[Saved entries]
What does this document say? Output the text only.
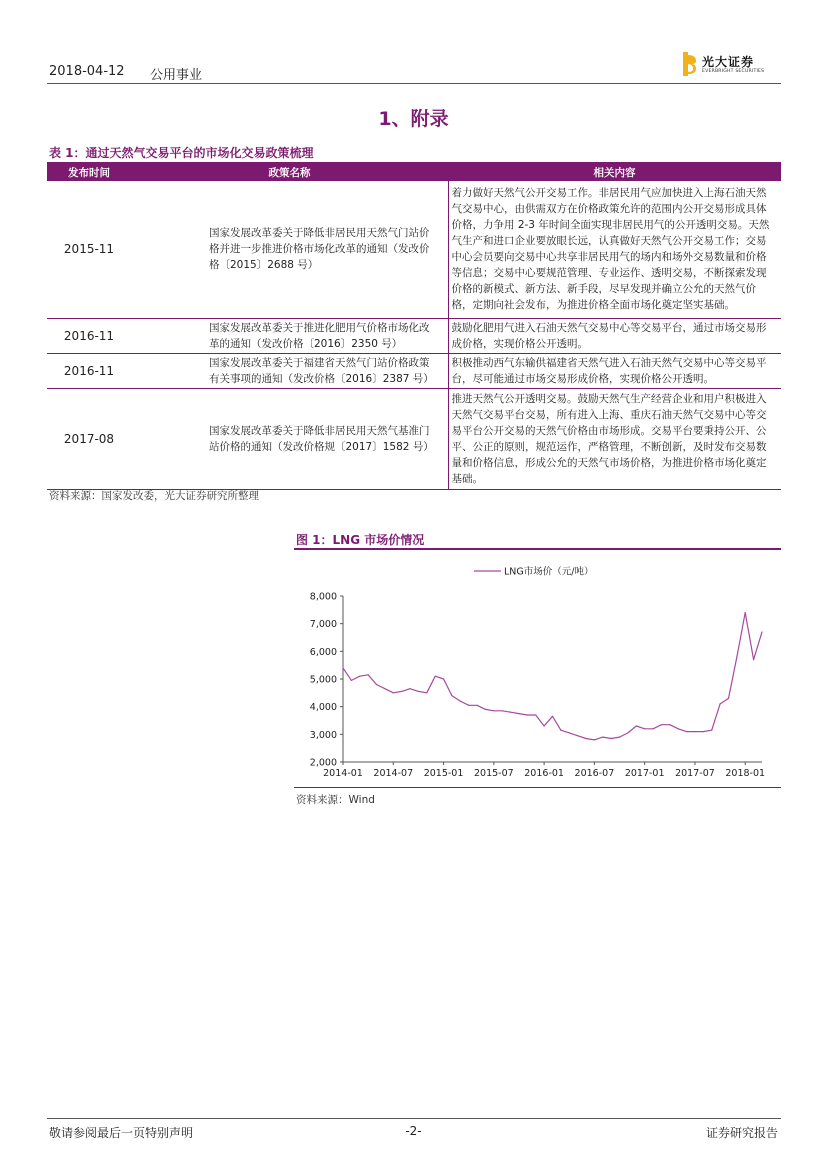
2018-04-12 公用事业
光大证券
EVERBRIGHT SECURITIES
1、附录
表 1：通过天然气交易平台的市场化交易政策梳理
发布时间	政策名称	相关内容
2015-11	国家发展改革委关于降低非居民用天然气门站价格并进一步推进价格市场化改革的通知（发改价格〔2015〕2688 号）	着力做好天然气公开交易工作。非居民用气应加快进入上海石油天然气交易中心，由供需双方在价格政策允许的范围内公开交易形成具体价格，力争用 2-3 年时间全面实现非居民用气的公开透明交易。天然气生产和进口企业要放眼长远，认真做好天然气公开交易工作；交易中心会员要向交易中心共享非居民用气的场内和场外交易数量和价格等信息；交易中心要规范管理、专业运作、透明交易，不断探索发现价格的新模式、新方法、新手段，尽早发现并确立公允的天然气价格，定期向社会发布，为推进价格全面市场化奠定坚实基础。
2016-11	国家发展改革委关于推进化肥用气价格市场化改革的通知（发改价格〔2016〕2350 号）	鼓励化肥用气进入石油天然气交易中心等交易平台，通过市场交易形成价格，实现价格公开透明。
2016-11	国家发展改革委关于福建省天然气门站价格政策有关事项的通知（发改价格〔2016〕2387 号）	积极推动西气东输供福建省天然气进入石油天然气交易中心等交易平台，尽可能通过市场交易形成价格，实现价格公开透明。
2017-08	国家发展改革委关于降低非居民用天然气基准门站价格的通知（发改价格规〔2017〕1582 号）	推进天然气公开透明交易。鼓励天然气生产经营企业和用户积极进入天然气交易平台交易，所有进入上海、重庆石油天然气交易中心等交易平台公开交易的天然气价格由市场形成。交易平台要秉持公开、公平、公正的原则，规范运作，严格管理，不断创新，及时发布交易数量和价格信息，形成公允的天然气市场价格，为推进价格市场化奠定基础。
资料来源：国家发改委，光大证券研究所整理
图 1：LNG 市场价情况
LNG市场价（元/吨）
2,000
3,000
4,000
5,000
6,000
7,000
8,000
2014-01 2014-07 2015-01 2015-07 2016-01 2016-07 2017-01 2017-07 2018-01
资料来源：Wind
敬请参阅最后一页特别声明	-2-	证券研究报告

▸ **TASK PROMPT**: Work through the records above line by line and count those that hold the string "实现价格公开透明". Give only the result.

▸ **OUTPUT FOR THIS EXERCISE**: 2